— TASK REQUIREMENTS —
Please reproduce, character for character, the lines from the first one through the line containing "unit-tabs: Meters Kilometers", both ends included.

— RECORDS FOR PROCESSING —
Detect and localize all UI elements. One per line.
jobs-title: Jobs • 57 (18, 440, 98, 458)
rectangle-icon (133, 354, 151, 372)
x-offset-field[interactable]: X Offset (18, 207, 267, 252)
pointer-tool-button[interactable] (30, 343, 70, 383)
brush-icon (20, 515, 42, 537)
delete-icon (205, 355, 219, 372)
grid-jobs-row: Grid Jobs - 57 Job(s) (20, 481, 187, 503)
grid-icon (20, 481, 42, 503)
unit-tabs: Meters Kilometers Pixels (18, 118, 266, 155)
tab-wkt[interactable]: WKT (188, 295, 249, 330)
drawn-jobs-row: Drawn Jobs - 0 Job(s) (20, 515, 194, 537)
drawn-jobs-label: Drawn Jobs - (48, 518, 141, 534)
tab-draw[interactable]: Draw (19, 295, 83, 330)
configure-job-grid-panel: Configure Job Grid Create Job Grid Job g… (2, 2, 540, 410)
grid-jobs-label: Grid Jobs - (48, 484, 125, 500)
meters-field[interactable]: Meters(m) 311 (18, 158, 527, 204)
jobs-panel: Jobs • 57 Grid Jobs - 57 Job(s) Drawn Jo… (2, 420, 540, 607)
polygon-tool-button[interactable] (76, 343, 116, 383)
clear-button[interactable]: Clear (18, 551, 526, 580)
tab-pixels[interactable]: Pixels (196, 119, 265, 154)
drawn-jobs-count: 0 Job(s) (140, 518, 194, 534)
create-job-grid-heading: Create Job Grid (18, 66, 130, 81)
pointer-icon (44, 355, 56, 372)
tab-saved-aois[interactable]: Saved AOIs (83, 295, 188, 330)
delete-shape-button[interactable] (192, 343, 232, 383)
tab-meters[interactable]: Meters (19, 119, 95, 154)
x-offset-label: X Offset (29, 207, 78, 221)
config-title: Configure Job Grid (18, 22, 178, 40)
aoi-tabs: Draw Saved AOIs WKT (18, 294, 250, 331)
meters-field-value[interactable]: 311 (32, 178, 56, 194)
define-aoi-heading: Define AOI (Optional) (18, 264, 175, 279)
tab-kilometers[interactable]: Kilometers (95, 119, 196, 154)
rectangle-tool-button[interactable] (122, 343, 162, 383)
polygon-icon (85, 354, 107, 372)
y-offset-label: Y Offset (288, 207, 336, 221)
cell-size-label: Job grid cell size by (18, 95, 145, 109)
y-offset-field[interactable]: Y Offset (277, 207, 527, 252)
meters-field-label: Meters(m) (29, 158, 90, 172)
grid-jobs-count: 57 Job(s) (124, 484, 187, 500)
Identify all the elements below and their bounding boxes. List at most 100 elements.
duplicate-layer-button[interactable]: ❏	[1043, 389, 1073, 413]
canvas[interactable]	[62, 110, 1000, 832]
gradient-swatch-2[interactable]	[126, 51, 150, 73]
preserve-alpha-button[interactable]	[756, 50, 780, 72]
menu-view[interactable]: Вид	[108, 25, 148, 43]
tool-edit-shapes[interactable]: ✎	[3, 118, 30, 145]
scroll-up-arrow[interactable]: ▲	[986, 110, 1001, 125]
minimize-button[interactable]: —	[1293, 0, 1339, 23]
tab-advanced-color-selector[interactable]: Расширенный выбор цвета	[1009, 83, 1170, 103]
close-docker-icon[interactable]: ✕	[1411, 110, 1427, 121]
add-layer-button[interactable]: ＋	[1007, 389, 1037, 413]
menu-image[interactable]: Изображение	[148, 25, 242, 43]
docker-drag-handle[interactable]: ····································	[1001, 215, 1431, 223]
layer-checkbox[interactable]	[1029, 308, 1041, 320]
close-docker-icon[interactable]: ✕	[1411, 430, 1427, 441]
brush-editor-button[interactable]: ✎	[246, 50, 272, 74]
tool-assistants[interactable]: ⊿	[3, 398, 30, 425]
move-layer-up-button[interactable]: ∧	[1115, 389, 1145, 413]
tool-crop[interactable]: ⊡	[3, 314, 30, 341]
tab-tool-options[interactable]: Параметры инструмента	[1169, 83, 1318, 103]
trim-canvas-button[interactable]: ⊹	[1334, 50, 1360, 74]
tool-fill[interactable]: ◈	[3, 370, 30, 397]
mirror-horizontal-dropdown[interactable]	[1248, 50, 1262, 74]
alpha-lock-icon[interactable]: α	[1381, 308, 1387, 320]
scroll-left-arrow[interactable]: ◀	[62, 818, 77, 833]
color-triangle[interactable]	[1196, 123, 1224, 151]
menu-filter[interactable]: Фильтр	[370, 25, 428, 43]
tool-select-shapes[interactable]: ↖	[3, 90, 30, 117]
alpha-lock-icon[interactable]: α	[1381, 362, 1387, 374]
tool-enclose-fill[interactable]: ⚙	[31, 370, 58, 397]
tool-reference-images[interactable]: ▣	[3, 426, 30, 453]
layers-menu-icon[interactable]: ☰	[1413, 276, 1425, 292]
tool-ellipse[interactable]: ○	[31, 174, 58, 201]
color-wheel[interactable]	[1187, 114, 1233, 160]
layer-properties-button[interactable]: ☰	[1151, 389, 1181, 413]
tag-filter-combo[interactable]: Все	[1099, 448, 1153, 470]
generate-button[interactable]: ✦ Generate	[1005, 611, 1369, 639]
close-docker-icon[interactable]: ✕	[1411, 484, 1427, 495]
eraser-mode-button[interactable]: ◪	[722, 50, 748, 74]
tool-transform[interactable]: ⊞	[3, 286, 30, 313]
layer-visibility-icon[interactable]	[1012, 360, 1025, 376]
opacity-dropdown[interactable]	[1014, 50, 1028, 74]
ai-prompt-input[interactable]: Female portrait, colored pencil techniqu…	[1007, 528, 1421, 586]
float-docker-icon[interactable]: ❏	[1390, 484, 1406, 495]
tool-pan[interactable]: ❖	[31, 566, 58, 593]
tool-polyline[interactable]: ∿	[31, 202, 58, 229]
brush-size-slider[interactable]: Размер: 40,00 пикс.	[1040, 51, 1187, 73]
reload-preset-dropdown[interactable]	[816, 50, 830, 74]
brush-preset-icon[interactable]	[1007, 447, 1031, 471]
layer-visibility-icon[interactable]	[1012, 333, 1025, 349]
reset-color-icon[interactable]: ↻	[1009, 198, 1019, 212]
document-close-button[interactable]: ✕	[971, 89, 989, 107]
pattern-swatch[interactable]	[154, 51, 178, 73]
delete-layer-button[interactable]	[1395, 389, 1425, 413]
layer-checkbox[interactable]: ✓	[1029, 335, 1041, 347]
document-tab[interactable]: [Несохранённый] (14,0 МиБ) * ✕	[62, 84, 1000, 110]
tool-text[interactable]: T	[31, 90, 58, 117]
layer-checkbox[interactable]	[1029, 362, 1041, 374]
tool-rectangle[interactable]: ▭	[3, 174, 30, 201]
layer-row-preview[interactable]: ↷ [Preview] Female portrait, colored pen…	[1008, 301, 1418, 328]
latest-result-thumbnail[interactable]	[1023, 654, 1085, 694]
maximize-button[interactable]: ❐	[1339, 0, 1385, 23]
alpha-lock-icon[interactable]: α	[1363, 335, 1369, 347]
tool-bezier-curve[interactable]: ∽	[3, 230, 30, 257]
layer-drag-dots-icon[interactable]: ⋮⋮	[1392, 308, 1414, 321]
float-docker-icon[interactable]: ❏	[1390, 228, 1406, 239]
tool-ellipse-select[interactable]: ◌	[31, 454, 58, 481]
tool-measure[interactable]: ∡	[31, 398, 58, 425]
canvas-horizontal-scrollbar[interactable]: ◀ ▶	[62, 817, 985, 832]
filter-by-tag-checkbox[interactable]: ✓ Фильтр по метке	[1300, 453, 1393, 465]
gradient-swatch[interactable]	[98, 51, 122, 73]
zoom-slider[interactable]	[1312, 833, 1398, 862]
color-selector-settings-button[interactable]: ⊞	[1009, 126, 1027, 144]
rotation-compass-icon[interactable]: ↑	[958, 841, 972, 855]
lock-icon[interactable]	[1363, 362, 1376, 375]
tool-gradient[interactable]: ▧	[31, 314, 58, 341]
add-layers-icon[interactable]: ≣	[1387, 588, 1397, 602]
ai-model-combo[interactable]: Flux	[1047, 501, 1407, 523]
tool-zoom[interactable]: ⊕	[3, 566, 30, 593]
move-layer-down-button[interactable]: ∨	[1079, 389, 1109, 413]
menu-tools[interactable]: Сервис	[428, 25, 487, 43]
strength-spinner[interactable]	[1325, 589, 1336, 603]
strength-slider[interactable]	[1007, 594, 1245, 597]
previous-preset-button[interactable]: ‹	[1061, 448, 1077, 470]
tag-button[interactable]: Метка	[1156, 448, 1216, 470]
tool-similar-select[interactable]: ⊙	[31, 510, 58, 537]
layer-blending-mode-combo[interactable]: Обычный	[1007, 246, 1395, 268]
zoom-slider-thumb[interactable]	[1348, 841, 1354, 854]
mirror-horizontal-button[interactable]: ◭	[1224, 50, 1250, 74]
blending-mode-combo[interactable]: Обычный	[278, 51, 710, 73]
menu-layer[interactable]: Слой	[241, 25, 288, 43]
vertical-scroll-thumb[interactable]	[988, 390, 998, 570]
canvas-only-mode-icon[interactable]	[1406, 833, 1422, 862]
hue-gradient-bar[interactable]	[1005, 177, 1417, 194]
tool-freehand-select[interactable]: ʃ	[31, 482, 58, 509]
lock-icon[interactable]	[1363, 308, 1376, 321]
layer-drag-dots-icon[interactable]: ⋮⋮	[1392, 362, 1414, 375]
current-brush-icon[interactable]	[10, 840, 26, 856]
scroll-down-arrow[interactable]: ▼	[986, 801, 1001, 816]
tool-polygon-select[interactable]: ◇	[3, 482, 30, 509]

— OUTPUT FOR THIS TASK —
Detect and localize all UI elements. One per line.
jobs-title: Jobs • 57 (18, 440, 98, 458)
rectangle-icon (133, 354, 151, 372)
x-offset-field[interactable]: X Offset (18, 207, 267, 252)
pointer-tool-button[interactable] (30, 343, 70, 383)
brush-icon (20, 515, 42, 537)
delete-icon (205, 355, 219, 372)
grid-jobs-row: Grid Jobs - 57 Job(s) (20, 481, 187, 503)
grid-icon (20, 481, 42, 503)
unit-tabs: Meters Kilometers Pixels (18, 118, 266, 155)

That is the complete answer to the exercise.